Show, in full, each line of the data that contains "types".

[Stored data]
○ ○ ○

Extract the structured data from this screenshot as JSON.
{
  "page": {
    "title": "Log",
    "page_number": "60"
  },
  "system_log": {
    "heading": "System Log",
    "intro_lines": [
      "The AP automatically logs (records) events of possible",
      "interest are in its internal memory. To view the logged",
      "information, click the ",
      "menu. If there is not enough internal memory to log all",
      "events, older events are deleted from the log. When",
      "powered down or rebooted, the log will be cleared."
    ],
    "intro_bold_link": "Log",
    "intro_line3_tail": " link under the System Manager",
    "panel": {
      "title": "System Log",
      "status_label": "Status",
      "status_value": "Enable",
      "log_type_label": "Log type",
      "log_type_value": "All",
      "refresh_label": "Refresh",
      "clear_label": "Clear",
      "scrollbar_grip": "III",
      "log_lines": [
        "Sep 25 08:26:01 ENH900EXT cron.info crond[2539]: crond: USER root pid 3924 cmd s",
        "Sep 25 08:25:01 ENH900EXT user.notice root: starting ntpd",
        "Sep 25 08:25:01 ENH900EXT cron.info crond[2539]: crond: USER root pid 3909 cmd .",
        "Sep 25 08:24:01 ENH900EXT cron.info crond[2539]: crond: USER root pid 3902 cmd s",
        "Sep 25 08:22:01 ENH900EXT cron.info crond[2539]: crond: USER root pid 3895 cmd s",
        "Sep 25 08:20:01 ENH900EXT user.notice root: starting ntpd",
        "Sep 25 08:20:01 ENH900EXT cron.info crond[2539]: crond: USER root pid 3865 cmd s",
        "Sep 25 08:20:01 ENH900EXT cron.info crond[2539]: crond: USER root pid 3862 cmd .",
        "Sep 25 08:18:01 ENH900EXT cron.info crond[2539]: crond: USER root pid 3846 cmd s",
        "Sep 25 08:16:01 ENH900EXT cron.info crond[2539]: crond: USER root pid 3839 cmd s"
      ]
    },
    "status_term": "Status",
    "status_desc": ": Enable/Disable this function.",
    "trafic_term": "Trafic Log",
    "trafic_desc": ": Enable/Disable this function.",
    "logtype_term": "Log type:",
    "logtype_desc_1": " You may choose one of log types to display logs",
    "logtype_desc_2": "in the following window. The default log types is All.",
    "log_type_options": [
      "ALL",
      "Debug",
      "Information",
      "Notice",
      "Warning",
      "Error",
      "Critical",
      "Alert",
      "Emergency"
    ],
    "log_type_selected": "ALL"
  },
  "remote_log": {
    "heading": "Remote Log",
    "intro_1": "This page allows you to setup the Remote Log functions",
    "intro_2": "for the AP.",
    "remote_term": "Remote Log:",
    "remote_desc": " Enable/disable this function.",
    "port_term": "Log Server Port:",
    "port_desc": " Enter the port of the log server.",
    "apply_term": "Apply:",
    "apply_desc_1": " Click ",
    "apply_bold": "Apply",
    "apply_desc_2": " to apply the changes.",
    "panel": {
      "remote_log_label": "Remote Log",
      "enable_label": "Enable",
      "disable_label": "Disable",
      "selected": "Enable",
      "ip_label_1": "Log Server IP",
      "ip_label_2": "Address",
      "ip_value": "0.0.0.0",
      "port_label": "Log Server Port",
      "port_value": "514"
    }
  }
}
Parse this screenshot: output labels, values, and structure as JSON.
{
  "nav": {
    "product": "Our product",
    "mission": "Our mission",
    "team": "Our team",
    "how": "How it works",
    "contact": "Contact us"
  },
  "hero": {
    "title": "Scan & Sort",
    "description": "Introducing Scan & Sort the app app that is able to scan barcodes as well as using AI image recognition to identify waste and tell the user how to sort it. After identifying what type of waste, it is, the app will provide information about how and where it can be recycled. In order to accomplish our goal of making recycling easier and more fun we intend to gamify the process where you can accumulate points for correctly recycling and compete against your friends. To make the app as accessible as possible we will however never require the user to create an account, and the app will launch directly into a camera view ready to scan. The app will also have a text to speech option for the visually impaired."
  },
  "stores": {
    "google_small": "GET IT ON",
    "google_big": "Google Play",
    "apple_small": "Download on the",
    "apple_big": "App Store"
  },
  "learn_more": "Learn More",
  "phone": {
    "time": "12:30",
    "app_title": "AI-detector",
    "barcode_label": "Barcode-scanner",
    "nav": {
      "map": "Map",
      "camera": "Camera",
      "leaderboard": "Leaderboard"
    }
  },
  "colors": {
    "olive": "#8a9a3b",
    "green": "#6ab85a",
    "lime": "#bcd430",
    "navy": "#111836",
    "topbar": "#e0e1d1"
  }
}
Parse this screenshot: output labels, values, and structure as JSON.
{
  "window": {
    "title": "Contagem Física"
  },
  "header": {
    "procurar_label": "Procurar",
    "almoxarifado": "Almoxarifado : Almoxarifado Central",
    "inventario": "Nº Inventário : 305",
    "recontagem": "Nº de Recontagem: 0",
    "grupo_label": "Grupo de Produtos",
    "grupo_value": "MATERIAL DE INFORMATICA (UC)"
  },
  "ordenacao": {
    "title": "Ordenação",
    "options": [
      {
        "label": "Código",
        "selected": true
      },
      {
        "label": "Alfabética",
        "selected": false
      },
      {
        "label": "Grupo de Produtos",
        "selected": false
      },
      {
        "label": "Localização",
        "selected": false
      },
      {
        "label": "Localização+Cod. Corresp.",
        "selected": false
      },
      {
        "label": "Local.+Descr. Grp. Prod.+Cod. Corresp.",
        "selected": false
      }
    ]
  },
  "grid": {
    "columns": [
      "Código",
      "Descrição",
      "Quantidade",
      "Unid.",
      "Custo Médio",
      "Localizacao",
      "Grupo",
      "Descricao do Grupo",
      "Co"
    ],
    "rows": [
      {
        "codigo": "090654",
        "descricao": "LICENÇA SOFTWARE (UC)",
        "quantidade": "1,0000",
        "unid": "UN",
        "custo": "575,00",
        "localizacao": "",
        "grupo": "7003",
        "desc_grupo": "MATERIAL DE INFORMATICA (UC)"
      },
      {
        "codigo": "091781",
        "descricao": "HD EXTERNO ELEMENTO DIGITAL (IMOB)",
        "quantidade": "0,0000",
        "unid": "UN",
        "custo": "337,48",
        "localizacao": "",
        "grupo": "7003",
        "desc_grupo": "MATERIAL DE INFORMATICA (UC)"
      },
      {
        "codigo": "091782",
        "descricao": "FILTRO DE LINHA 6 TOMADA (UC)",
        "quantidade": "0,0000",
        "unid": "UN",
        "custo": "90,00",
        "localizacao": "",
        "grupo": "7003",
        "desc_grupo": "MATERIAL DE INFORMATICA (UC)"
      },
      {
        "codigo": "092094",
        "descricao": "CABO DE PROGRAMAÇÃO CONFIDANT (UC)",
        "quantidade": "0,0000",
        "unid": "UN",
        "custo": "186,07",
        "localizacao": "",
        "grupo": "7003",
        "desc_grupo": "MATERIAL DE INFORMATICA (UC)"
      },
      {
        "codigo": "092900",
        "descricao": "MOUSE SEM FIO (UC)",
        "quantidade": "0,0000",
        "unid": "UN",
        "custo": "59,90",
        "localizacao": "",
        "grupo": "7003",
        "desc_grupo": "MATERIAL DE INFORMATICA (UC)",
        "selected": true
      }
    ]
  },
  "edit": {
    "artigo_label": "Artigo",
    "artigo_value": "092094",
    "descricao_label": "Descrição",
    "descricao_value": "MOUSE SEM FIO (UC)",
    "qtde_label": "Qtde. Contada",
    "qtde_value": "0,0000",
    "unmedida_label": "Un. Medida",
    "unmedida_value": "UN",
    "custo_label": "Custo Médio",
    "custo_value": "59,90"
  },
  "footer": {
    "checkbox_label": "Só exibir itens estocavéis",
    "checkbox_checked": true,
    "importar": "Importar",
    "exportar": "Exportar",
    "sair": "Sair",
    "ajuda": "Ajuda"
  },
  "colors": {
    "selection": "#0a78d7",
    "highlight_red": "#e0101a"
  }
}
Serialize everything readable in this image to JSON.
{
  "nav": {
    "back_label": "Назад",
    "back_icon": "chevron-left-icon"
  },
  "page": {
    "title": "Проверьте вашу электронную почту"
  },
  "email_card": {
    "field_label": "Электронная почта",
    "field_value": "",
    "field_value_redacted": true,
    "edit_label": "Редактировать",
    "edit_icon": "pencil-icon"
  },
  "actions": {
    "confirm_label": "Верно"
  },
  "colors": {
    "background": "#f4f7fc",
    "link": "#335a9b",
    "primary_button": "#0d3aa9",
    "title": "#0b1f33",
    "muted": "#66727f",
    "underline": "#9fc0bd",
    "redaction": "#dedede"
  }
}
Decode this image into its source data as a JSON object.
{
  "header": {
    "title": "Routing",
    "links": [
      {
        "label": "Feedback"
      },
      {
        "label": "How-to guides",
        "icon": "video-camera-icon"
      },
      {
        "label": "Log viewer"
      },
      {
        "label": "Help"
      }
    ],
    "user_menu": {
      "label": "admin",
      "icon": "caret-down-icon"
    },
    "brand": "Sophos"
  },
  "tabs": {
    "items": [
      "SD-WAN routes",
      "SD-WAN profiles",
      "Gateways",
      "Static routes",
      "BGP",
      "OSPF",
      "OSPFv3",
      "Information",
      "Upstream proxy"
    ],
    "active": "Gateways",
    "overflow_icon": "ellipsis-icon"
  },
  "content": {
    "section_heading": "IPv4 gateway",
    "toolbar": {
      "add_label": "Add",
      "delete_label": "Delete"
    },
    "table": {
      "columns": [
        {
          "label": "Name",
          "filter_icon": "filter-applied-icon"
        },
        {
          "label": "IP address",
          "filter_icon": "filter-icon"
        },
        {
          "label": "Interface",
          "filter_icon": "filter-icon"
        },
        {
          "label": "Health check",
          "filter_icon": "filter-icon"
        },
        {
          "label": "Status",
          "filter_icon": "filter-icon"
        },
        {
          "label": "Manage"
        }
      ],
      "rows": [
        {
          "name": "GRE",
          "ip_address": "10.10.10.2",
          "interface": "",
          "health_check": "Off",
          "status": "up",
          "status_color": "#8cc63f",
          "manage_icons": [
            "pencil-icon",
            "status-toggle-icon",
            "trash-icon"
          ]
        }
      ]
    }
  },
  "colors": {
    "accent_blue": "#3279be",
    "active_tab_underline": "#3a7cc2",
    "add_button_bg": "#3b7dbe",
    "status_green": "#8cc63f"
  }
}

○ ○ ○

## Answer to the task
    "logtype_desc_1": " You may choose one of log types to display logs",
    "logtype_desc_2": "in the following window. The default log types is All.",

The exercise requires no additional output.